Exercise requirements.
Return the lines of the listing from the one containing "legend-label: XX: [689, 646, 711, 663]" through the one containing "legend-label: XXr: [716, 59, 743, 76]", both included, copied exactly.

(Annotated element entries)

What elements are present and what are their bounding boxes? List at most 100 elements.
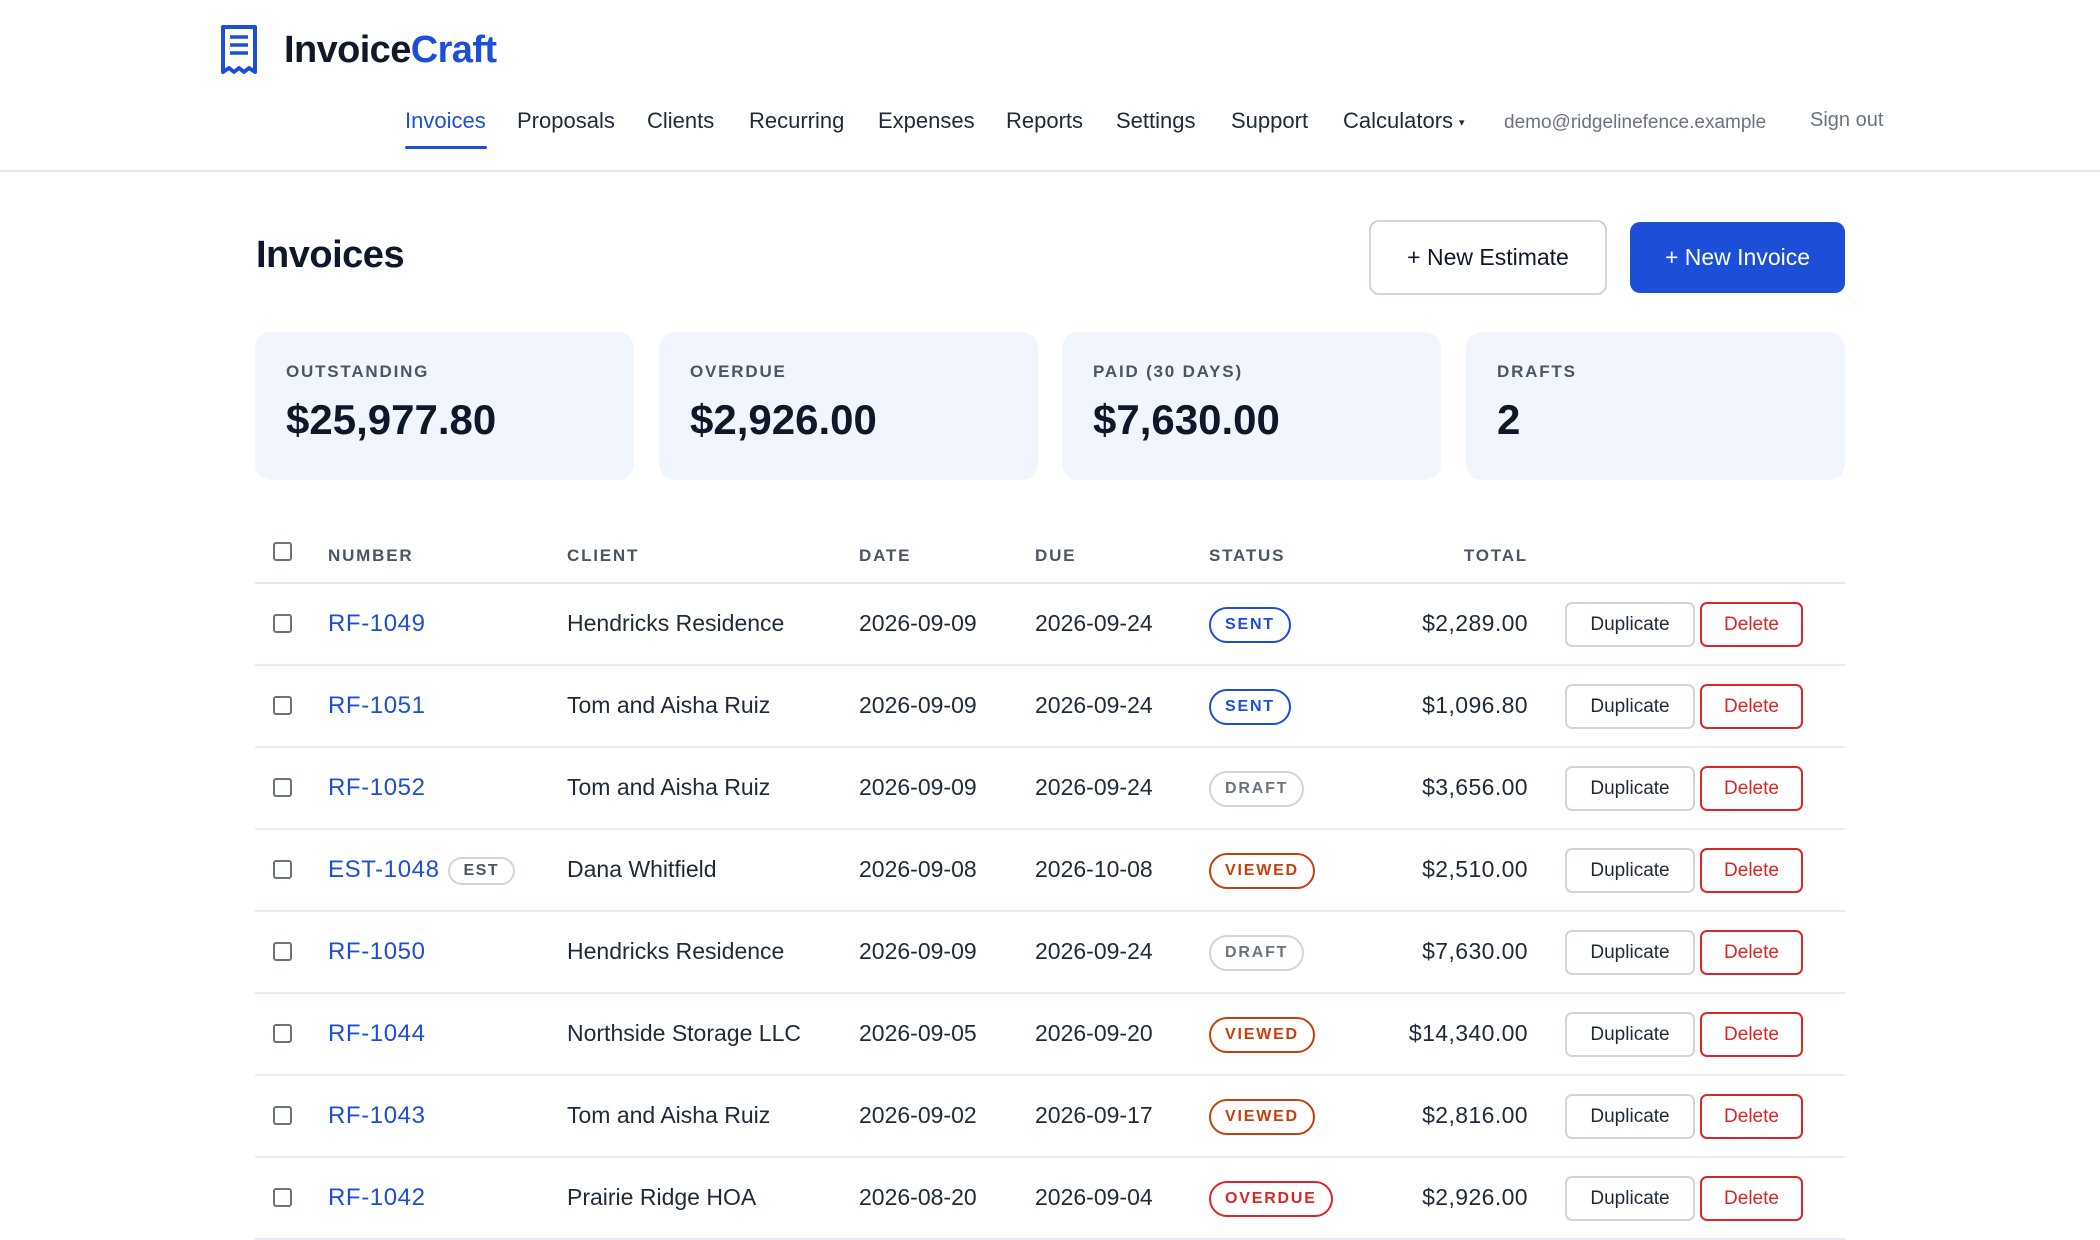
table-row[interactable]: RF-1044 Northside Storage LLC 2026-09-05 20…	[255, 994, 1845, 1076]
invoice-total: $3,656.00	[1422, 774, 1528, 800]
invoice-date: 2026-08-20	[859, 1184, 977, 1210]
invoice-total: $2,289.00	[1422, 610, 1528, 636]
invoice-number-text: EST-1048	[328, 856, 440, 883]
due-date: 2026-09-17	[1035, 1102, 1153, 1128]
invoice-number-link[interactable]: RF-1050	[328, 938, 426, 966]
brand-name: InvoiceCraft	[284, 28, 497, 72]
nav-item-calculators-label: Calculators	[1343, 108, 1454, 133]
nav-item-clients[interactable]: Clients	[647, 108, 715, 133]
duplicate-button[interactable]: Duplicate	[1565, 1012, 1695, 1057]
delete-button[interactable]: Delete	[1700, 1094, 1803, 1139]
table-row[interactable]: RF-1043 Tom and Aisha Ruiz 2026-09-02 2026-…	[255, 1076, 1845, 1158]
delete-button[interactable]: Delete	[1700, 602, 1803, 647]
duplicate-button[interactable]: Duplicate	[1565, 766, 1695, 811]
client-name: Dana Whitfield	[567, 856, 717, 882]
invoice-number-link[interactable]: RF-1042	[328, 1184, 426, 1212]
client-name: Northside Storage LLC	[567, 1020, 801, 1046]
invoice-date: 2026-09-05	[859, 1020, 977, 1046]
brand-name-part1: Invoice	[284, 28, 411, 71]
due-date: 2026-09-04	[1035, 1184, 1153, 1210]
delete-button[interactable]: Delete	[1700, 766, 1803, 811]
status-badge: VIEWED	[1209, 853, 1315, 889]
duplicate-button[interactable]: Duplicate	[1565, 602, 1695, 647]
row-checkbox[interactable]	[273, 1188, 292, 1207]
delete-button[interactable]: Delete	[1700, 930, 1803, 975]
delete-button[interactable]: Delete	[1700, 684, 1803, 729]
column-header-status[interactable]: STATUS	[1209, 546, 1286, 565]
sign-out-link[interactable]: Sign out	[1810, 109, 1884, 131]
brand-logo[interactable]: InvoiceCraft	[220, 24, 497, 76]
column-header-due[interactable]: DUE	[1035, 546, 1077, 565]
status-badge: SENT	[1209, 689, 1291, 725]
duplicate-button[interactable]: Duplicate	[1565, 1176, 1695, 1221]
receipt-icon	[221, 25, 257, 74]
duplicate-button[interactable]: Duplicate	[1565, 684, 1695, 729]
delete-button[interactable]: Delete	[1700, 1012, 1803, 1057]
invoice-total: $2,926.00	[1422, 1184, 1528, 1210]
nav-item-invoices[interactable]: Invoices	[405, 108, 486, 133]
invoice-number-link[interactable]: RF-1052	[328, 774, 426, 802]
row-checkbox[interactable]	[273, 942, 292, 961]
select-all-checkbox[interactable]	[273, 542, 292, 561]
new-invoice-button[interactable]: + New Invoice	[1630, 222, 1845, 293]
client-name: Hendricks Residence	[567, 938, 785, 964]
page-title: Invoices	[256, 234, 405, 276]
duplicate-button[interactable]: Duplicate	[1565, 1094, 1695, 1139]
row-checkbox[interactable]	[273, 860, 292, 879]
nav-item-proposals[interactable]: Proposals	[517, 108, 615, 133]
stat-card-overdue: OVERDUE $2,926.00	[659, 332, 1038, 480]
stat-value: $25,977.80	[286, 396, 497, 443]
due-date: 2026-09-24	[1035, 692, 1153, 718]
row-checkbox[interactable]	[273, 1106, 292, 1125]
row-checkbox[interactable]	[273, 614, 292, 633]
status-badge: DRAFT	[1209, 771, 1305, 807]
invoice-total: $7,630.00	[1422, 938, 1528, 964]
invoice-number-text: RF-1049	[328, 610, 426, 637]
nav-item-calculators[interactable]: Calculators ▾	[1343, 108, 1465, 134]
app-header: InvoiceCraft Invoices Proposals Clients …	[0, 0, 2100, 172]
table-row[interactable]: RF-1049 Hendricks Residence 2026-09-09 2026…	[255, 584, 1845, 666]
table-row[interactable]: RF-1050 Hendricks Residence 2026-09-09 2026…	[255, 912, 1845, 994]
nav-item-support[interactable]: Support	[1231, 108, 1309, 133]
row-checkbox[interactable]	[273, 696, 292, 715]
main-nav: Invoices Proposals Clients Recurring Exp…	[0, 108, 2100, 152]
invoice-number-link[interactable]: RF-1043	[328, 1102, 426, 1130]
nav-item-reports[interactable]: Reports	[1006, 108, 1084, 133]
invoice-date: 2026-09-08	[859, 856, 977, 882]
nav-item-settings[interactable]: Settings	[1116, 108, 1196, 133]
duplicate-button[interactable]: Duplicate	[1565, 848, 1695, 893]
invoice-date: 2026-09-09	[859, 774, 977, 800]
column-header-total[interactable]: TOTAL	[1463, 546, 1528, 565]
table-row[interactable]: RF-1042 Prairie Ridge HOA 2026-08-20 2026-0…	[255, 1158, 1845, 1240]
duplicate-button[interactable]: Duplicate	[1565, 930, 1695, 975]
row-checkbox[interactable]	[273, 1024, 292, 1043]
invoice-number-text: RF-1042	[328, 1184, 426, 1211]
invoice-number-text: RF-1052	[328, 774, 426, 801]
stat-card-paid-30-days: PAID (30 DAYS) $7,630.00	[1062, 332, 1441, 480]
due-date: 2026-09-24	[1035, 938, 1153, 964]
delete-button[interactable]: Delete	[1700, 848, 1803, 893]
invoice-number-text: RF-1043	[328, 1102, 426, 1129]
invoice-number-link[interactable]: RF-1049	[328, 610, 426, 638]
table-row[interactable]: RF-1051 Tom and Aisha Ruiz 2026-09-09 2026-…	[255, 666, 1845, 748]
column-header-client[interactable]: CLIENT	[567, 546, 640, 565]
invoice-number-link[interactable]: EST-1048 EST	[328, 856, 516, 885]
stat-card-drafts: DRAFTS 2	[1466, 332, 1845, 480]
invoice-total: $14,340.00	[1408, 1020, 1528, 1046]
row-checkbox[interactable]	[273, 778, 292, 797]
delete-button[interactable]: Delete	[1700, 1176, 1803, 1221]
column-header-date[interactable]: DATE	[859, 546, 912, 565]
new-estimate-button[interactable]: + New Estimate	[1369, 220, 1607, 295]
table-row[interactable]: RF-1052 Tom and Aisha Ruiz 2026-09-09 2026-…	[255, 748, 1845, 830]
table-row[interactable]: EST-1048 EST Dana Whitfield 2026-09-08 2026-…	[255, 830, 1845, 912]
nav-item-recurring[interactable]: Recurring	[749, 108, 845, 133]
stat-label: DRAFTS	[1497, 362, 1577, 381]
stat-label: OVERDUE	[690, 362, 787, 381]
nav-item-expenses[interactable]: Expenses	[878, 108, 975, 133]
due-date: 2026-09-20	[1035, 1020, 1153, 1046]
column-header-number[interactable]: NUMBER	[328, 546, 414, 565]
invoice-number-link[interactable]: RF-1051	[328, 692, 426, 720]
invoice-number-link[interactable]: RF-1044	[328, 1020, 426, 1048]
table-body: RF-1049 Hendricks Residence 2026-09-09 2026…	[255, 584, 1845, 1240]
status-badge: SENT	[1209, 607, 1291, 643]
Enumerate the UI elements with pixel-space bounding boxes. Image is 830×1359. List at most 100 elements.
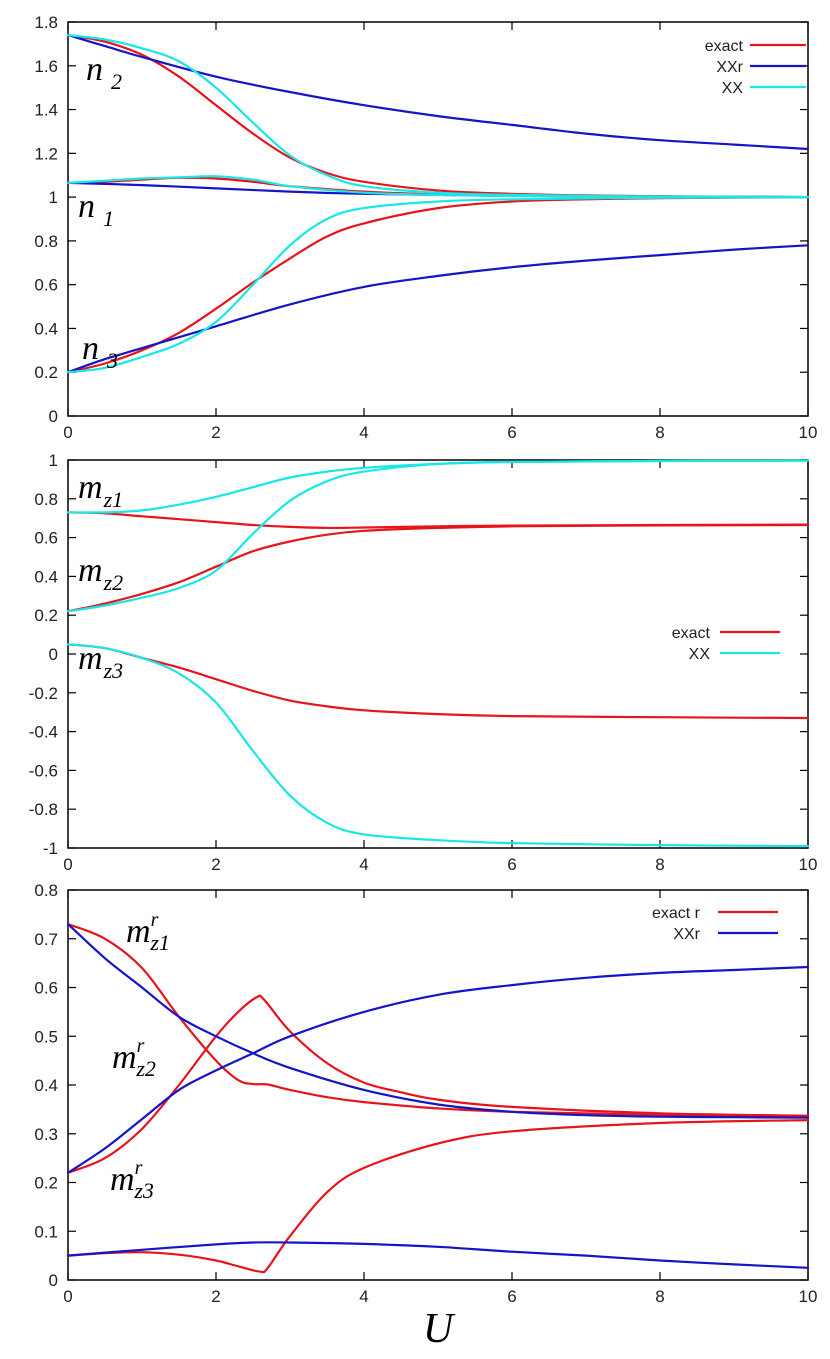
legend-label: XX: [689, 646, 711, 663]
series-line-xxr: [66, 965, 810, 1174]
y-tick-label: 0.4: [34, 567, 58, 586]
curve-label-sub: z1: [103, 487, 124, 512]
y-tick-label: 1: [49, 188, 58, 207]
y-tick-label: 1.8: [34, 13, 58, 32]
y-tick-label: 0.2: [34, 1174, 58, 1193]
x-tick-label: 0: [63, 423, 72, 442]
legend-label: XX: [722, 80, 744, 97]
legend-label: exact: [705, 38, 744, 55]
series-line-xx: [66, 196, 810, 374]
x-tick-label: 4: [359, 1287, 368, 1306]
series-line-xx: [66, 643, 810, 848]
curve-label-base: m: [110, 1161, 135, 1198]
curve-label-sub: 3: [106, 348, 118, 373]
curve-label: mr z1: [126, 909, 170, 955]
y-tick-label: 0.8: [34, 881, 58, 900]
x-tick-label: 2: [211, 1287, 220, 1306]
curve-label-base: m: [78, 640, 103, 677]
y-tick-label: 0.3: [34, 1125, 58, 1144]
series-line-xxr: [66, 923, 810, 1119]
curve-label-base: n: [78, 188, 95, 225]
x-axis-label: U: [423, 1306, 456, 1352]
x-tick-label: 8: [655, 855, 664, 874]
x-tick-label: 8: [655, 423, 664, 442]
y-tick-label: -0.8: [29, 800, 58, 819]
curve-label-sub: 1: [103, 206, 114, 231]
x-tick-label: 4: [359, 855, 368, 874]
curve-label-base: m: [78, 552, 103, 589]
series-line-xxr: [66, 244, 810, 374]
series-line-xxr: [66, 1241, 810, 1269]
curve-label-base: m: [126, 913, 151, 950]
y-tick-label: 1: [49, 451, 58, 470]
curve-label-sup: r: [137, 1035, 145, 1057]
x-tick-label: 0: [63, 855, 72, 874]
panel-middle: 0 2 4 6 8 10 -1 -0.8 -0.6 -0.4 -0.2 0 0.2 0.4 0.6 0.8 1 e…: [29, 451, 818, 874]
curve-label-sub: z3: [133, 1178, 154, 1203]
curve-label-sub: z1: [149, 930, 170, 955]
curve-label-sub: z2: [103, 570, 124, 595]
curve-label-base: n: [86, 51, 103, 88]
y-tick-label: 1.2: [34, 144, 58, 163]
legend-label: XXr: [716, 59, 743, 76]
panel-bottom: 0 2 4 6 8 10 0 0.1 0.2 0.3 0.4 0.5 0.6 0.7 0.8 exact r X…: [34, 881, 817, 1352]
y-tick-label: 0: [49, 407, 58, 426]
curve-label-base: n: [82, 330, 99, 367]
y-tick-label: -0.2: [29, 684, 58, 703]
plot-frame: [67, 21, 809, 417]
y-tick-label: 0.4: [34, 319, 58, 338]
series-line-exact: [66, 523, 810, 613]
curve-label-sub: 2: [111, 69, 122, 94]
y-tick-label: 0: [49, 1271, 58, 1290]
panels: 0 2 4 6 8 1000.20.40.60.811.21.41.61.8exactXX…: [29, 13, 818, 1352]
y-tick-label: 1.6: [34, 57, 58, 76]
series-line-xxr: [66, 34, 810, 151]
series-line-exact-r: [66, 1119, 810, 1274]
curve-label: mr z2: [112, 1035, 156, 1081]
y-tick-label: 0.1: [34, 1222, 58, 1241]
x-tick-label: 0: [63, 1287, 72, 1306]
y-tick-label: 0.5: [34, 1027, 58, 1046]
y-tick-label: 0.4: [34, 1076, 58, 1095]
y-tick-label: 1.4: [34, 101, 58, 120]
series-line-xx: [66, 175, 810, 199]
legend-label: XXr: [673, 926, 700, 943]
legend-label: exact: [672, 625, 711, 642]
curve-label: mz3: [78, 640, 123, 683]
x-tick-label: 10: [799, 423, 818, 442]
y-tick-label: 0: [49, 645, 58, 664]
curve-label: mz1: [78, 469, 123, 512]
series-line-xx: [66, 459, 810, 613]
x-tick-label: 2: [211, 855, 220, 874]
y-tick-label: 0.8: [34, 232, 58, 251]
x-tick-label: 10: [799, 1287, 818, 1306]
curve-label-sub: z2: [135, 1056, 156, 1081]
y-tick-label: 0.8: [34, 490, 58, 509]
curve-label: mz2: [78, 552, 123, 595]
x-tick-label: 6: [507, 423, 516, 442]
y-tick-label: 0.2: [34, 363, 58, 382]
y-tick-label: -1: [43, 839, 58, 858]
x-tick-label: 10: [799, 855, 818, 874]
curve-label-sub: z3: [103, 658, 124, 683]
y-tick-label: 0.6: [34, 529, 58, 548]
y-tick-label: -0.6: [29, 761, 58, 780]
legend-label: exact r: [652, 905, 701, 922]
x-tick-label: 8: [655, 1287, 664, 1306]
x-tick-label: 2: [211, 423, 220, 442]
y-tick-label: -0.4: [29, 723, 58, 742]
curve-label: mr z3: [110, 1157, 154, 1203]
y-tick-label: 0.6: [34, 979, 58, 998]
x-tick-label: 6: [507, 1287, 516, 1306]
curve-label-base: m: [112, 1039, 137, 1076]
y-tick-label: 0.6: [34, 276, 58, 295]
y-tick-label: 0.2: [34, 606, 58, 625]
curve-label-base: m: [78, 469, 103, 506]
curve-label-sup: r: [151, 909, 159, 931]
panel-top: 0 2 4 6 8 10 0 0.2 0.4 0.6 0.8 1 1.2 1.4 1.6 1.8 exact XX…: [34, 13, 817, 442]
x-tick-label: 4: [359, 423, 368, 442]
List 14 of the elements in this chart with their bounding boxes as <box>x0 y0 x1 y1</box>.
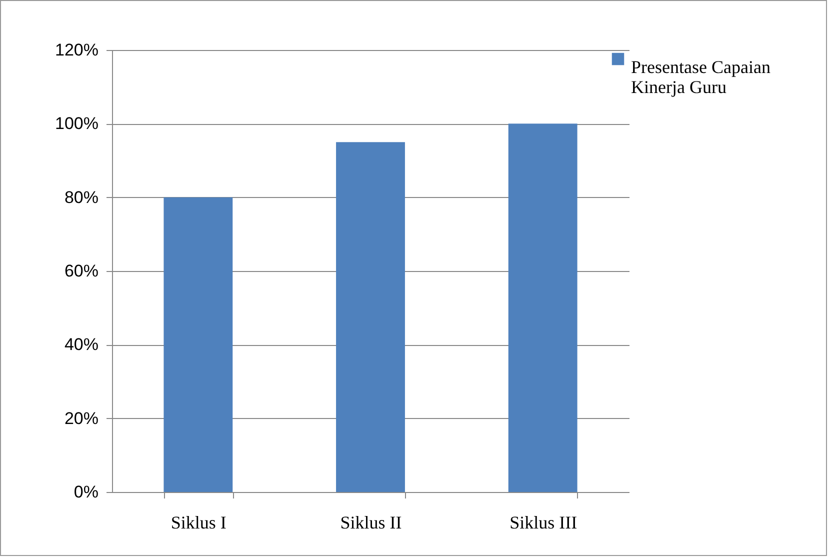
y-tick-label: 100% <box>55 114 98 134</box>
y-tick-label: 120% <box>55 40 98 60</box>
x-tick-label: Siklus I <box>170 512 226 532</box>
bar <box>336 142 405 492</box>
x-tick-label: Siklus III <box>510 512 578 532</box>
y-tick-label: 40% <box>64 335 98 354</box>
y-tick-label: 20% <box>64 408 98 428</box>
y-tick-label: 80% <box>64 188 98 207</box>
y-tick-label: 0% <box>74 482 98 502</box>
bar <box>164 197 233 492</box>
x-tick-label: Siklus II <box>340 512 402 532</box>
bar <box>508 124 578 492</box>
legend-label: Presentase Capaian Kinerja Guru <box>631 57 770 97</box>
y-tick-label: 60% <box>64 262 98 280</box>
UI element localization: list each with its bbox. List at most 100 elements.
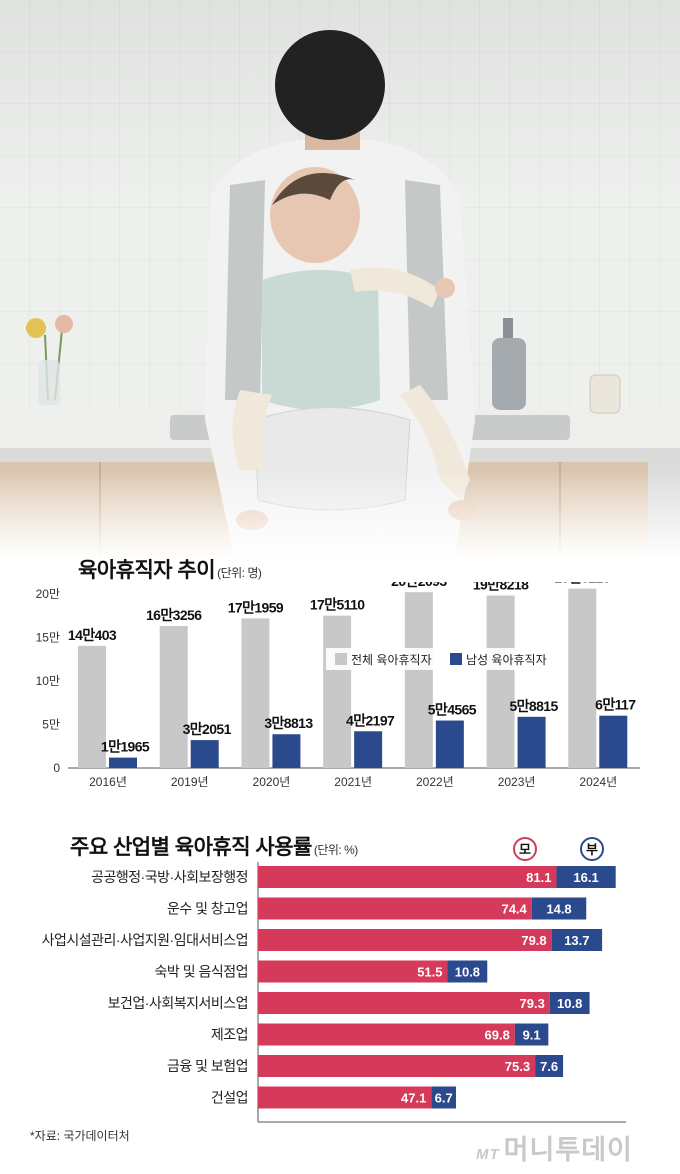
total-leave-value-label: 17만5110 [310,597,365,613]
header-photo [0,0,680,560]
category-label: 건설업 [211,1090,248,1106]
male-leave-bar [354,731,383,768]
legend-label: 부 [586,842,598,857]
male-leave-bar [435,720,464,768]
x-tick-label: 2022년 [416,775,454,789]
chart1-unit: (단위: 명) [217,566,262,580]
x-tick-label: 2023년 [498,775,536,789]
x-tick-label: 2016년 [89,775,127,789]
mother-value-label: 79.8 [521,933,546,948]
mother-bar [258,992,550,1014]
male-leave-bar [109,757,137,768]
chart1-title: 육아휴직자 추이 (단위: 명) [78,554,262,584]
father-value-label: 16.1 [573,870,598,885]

Complete response.
legend-label: XX: [689, 646, 711, 663]
series-line-xxr: [66, 965, 810, 1174]
y-tick-label: 0.4: [34, 567, 58, 586]
curve-label-sub: z1: [103, 487, 124, 512]
y-tick-label: 1: [49, 188, 58, 207]
y-tick-label: 1.8: [34, 13, 58, 32]
y-tick-label: 0.2: [34, 1174, 58, 1193]
x-tick-label: 0: [63, 423, 72, 442]
legend-label: XX: [722, 80, 744, 97]
legend-label: exact: [705, 38, 744, 55]
series-line-xx: [66, 196, 810, 374]
x-tick-label: 4: [359, 1287, 368, 1306]
series-line-xx: [66, 643, 810, 848]
curve-label-base: m: [110, 1161, 135, 1198]
curve-label-sub: 3: [106, 348, 118, 373]
curve-label: mr z1: [126, 909, 170, 955]
y-tick-label: 0.8: [34, 881, 58, 900]
x-tick-label: 2: [211, 1287, 220, 1306]
curve-label-base: m: [78, 640, 103, 677]
y-tick-label: 0.3: [34, 1125, 58, 1144]
series-line-xxr: [66, 923, 810, 1119]
curve-label-base: n: [78, 188, 95, 225]
x-axis-label: U: [423, 1306, 456, 1352]
x-tick-label: 8: [655, 855, 664, 874]
x-tick-label: 8: [655, 423, 664, 442]
y-tick-label: -0.8: [29, 800, 58, 819]
curve-label-sub: 1: [103, 206, 114, 231]
x-tick-label: 4: [359, 855, 368, 874]
curve-label-base: m: [78, 552, 103, 589]
series-line-xxr: [66, 244, 810, 374]
series-line-xxr: [66, 1241, 810, 1269]
curve-label-base: m: [126, 913, 151, 950]
y-tick-label: 1: [49, 451, 58, 470]
curve-label-sup: r: [137, 1035, 145, 1057]
x-tick-label: 0: [63, 855, 72, 874]
panel-middle: 0 2 4 6 8 10 -1 -0.8 -0.6 -0.4 -0.2 0 0.2 0.4 0.6 0.8 1 e…: [29, 451, 818, 874]
curve-label-sub: z3: [133, 1178, 154, 1203]
curve-label-sub: z1: [149, 930, 170, 955]
curve-label-sub: z2: [103, 570, 124, 595]
curve-label-base: n: [86, 51, 103, 88]
y-tick-label: 1.2: [34, 144, 58, 163]
legend-label: XXr: [716, 59, 743, 76]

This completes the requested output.